(Excerpt from a dataset)
┄┄┄┄┄┄┄┄┄┄
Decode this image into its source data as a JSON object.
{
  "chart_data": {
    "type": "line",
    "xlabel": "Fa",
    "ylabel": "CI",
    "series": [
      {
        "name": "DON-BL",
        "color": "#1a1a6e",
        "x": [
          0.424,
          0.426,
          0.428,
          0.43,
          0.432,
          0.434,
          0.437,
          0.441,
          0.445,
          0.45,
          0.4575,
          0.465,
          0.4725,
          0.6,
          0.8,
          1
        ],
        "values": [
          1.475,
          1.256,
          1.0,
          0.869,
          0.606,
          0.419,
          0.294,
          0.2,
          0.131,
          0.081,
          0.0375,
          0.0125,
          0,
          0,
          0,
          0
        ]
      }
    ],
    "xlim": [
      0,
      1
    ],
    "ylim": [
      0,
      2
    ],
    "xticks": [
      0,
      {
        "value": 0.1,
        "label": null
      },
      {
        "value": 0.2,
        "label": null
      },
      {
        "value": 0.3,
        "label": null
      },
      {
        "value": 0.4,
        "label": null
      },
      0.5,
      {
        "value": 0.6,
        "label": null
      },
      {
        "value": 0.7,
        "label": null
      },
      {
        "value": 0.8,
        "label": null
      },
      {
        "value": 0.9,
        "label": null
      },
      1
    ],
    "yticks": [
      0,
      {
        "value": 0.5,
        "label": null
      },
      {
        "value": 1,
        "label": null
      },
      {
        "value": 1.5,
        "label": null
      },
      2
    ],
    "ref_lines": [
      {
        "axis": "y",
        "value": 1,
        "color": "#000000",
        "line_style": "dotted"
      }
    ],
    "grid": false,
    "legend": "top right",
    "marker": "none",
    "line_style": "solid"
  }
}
┄┄┄┄┄┄┄┄┄┄
EXERCISE DETAILS> Repeat all of the records above exactly as written.

THE RESULT>
Decode this image into its source data as a JSON object.
{
  "chart_data": {
    "type": "line",
    "xlabel": "Fa",
    "ylabel": "CI",
    "series": [
      {
        "name": "DON-BL",
        "color": "#1a1a6e",
        "x": [
          0.424,
          0.426,
          0.428,
          0.43,
          0.432,
          0.434,
          0.437,
          0.441,
          0.445,
          0.45,
          0.4575,
          0.465,
          0.4725,
          0.6,
          0.8,
          1
        ],
        "values": [
          1.475,
          1.256,
          1.0,
          0.869,
          0.606,
          0.419,
          0.294,
          0.2,
          0.131,
          0.081,
          0.0375,
          0.0125,
          0,
          0,
          0,
          0
        ]
      }
    ],
    "xlim": [
      0,
      1
    ],
    "ylim": [
      0,
      2
    ],
    "xticks": [
      0,
      {
        "value": 0.1,
        "label": null
      },
      {
        "value": 0.2,
        "label": null
      },
      {
        "value": 0.3,
        "label": null
      },
      {
        "value": 0.4,
        "label": null
      },
      0.5,
      {
        "value": 0.6,
        "label": null
      },
      {
        "value": 0.7,
        "label": null
      },
      {
        "value": 0.8,
        "label": null
      },
      {
        "value": 0.9,
        "label": null
      },
      1
    ],
    "yticks": [
      0,
      {
        "value": 0.5,
        "label": null
      },
      {
        "value": 1,
        "label": null
      },
      {
        "value": 1.5,
        "label": null
      },
      2
    ],
    "ref_lines": [
      {
        "axis": "y",
        "value": 1,
        "color": "#000000",
        "line_style": "dotted"
      }
    ],
    "grid": false,
    "legend": "top right",
    "marker": "none",
    "line_style": "solid"
  }
}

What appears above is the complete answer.